= PROVIDED INFORMATION =
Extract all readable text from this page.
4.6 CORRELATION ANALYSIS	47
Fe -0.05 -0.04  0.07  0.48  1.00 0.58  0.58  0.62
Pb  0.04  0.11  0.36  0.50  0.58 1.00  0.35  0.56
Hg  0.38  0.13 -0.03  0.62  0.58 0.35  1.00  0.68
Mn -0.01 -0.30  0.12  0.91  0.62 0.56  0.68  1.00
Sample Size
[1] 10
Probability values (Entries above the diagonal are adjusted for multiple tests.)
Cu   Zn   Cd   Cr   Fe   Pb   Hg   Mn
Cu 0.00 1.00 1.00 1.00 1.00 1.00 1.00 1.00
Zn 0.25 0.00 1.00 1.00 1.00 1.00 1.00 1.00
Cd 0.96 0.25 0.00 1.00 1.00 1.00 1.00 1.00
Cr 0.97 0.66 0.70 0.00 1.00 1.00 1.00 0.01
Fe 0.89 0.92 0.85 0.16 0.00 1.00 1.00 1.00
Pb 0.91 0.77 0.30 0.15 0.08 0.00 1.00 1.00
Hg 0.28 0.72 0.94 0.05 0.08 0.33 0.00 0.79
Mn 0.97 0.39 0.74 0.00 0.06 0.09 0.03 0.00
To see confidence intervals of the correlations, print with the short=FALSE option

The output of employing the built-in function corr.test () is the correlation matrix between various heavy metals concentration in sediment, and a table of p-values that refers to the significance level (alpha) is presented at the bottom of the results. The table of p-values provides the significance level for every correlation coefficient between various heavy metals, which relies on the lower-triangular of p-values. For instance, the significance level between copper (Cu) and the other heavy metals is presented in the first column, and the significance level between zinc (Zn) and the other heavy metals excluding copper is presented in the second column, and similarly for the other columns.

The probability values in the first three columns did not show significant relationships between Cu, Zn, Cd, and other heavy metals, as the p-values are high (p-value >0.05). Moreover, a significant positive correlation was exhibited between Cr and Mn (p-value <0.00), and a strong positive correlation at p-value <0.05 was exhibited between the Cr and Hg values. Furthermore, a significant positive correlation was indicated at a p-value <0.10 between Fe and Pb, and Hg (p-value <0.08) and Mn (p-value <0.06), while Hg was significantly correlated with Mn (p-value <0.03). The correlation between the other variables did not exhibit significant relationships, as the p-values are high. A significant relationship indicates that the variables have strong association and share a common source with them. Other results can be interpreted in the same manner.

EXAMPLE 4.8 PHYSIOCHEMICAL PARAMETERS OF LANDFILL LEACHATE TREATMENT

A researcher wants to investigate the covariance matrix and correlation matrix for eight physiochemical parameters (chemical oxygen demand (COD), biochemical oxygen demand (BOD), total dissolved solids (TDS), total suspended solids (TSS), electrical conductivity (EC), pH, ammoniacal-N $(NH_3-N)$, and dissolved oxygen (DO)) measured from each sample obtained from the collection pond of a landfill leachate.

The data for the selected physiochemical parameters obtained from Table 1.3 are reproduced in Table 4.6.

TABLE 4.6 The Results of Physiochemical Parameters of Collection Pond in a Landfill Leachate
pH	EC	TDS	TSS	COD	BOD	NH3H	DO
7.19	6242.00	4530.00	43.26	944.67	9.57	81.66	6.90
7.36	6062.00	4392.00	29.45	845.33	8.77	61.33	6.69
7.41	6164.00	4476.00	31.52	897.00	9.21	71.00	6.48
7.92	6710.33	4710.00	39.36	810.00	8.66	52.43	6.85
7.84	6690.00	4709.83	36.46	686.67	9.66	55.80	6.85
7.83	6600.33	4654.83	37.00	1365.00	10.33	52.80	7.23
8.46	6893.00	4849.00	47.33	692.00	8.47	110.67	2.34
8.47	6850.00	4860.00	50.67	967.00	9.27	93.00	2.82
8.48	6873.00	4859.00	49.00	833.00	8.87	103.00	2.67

= TO DO =
Give a word-for-word copy of the records.

= RESULT FOR THIS EXERCISE =
Extract all readable text from this page.
4.6 CORRELATION ANALYSIS	47
Fe -0.05 -0.04  0.07  0.48  1.00 0.58  0.58  0.62
Pb  0.04  0.11  0.36  0.50  0.58 1.00  0.35  0.56
Hg  0.38  0.13 -0.03  0.62  0.58 0.35  1.00  0.68
Mn -0.01 -0.30  0.12  0.91  0.62 0.56  0.68  1.00
Sample Size
[1] 10
Probability values (Entries above the diagonal are adjusted for multiple tests.)
Cu   Zn   Cd   Cr   Fe   Pb   Hg   Mn
Cu 0.00 1.00 1.00 1.00 1.00 1.00 1.00 1.00
Zn 0.25 0.00 1.00 1.00 1.00 1.00 1.00 1.00
Cd 0.96 0.25 0.00 1.00 1.00 1.00 1.00 1.00
Cr 0.97 0.66 0.70 0.00 1.00 1.00 1.00 0.01
Fe 0.89 0.92 0.85 0.16 0.00 1.00 1.00 1.00
Pb 0.91 0.77 0.30 0.15 0.08 0.00 1.00 1.00
Hg 0.28 0.72 0.94 0.05 0.08 0.33 0.00 0.79
Mn 0.97 0.39 0.74 0.00 0.06 0.09 0.03 0.00
To see confidence intervals of the correlations, print with the short=FALSE option

The output of employing the built-in function corr.test () is the correlation matrix between various heavy metals concentration in sediment, and a table of p-values that refers to the significance level (alpha) is presented at the bottom of the results. The table of p-values provides the significance level for every correlation coefficient between various heavy metals, which relies on the lower-triangular of p-values. For instance, the significance level between copper (Cu) and the other heavy metals is presented in the first column, and the significance level between zinc (Zn) and the other heavy metals excluding copper is presented in the second column, and similarly for the other columns.

The probability values in the first three columns did not show significant relationships between Cu, Zn, Cd, and other heavy metals, as the p-values are high (p-value >0.05). Moreover, a significant positive correlation was exhibited between Cr and Mn (p-value <0.00), and a strong positive correlation at p-value <0.05 was exhibited between the Cr and Hg values. Furthermore, a significant positive correlation was indicated at a p-value <0.10 between Fe and Pb, and Hg (p-value <0.08) and Mn (p-value <0.06), while Hg was significantly correlated with Mn (p-value <0.03). The correlation between the other variables did not exhibit significant relationships, as the p-values are high. A significant relationship indicates that the variables have strong association and share a common source with them. Other results can be interpreted in the same manner.

EXAMPLE 4.8 PHYSIOCHEMICAL PARAMETERS OF LANDFILL LEACHATE TREATMENT

A researcher wants to investigate the covariance matrix and correlation matrix for eight physiochemical parameters (chemical oxygen demand (COD), biochemical oxygen demand (BOD), total dissolved solids (TDS), total suspended solids (TSS), electrical conductivity (EC), pH, ammoniacal-N $(NH_3-N)$, and dissolved oxygen (DO)) measured from each sample obtained from the collection pond of a landfill leachate.

The data for the selected physiochemical parameters obtained from Table 1.3 are reproduced in Table 4.6.

TABLE 4.6 The Results of Physiochemical Parameters of Collection Pond in a Landfill Leachate
pH	EC	TDS	TSS	COD	BOD	NH3H	DO
7.19	6242.00	4530.00	43.26	944.67	9.57	81.66	6.90
7.36	6062.00	4392.00	29.45	845.33	8.77	61.33	6.69
7.41	6164.00	4476.00	31.52	897.00	9.21	71.00	6.48
7.92	6710.33	4710.00	39.36	810.00	8.66	52.43	6.85
7.84	6690.00	4709.83	36.46	686.67	9.66	55.80	6.85
7.83	6600.33	4654.83	37.00	1365.00	10.33	52.80	7.23
8.46	6893.00	4849.00	47.33	692.00	8.47	110.67	2.34
8.47	6850.00	4860.00	50.67	967.00	9.27	93.00	2.82
8.48	6873.00	4859.00	49.00	833.00	8.87	103.00	2.67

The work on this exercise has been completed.